RECORDS TO PROCESS:

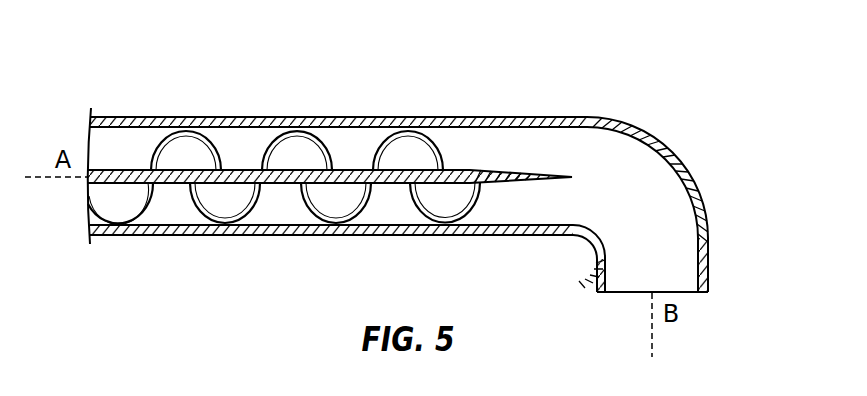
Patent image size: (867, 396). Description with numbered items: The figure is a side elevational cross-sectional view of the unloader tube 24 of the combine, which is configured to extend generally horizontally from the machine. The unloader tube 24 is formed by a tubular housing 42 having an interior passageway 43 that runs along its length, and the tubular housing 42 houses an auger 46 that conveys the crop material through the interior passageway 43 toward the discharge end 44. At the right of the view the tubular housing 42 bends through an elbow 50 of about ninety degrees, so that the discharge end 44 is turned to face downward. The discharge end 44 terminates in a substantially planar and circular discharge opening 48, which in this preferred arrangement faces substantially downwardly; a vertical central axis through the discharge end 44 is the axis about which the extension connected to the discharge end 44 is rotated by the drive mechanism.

The unloader tube 24 is at (604, 34).
The tubular housing 42 is at (448, 116).
The interior passageway 43 is at (124, 142).
The auger 46 is at (217, 146).
The elbow 50 is at (625, 112).
The discharge end 44 is at (727, 256).
The discharge opening 48 is at (622, 294).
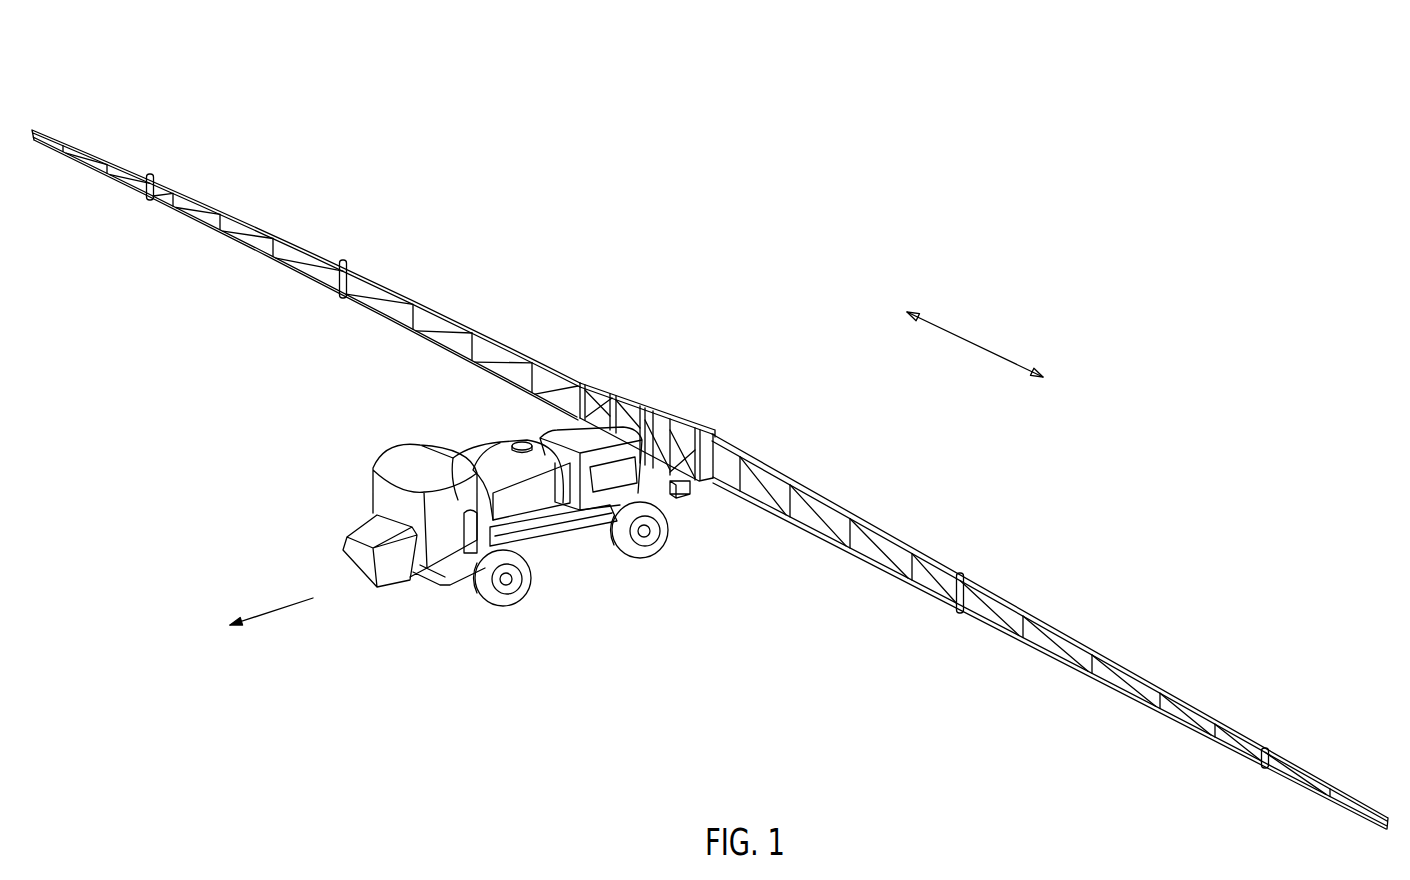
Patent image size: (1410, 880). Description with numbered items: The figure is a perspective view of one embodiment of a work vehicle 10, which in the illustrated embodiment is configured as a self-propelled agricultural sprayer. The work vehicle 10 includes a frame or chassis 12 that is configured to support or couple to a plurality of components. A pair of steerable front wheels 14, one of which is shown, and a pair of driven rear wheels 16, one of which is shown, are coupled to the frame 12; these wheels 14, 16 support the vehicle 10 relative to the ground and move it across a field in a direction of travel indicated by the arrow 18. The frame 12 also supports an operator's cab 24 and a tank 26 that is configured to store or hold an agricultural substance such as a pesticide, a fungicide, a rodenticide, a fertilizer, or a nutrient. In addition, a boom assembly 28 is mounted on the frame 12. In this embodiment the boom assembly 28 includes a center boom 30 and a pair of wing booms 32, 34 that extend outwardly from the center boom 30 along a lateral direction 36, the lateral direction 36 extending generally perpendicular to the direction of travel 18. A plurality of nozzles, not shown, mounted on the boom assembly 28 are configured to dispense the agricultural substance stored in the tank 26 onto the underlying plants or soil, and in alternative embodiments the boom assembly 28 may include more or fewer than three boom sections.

The work vehicle 10 is at (130, 127).
The frame 12 is at (548, 548).
The front wheels 14 is at (500, 607).
The rear wheels 16 is at (652, 558).
The direction of travel 18 is at (275, 612).
The operator's cab 24 is at (398, 470).
The tank 26 is at (487, 455).
The boom assembly 28 is at (767, 437).
The center boom 30 is at (663, 405).
The wing boom 32 is at (1085, 643).
The wing boom 34 is at (232, 217).
The lateral direction 36 is at (975, 342).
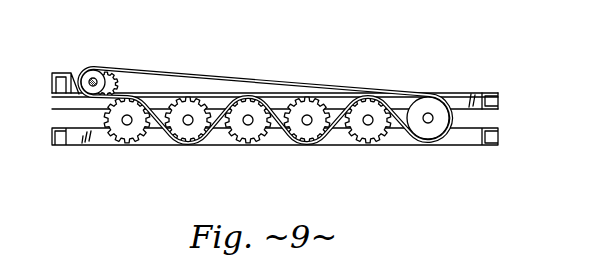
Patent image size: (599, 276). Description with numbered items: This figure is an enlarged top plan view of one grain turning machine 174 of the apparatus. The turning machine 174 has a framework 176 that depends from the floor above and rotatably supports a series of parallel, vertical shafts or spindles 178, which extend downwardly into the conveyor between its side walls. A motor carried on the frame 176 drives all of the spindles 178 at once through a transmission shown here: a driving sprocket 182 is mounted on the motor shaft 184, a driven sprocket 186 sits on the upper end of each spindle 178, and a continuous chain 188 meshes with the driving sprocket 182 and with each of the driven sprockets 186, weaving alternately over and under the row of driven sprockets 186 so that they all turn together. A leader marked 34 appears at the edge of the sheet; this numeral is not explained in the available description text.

The turning machine 174 is at (222, 51).
The framework 176 is at (453, 97).
The spindle 178 is at (426, 120).
The driving sprocket 182 is at (117, 78).
The motor shaft 184 is at (91, 77).
The driven sprocket 186 is at (122, 144).
The continuous chain 188 is at (258, 81).
The leader to adjacent figure 34 is at (543, 1).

TASK INSTRUCTIONS:
Copy out, word for word, the stretch of the entries from their start through the line that contains "The discharge opening 48 is at (622, 294).", and leave the pictures out of your answer.

SOLUTION FOR THIS PROBLEM:
Patent image size: (867, 396). Description with numbered items: The figure is a side elevational cross-sectional view of the unloader tube 24 of the combine, which is configured to extend generally horizontally from the machine. The unloader tube 24 is formed by a tubular housing 42 having an interior passageway 43 that runs along its length, and the tubular housing 42 houses an auger 46 that conveys the crop material through the interior passageway 43 toward the discharge end 44. At the right of the view the tubular housing 42 bends through an elbow 50 of about ninety degrees, so that the discharge end 44 is turned to face downward. The discharge end 44 terminates in a substantially planar and circular discharge opening 48, which in this preferred arrangement faces substantially downwardly; a vertical central axis through the discharge end 44 is the axis about which the extension connected to the discharge end 44 is rotated by the drive mechanism.

The unloader tube 24 is at (604, 34).
The tubular housing 42 is at (448, 116).
The interior passageway 43 is at (124, 142).
The auger 46 is at (217, 146).
The elbow 50 is at (625, 112).
The discharge end 44 is at (727, 256).
The discharge opening 48 is at (622, 294).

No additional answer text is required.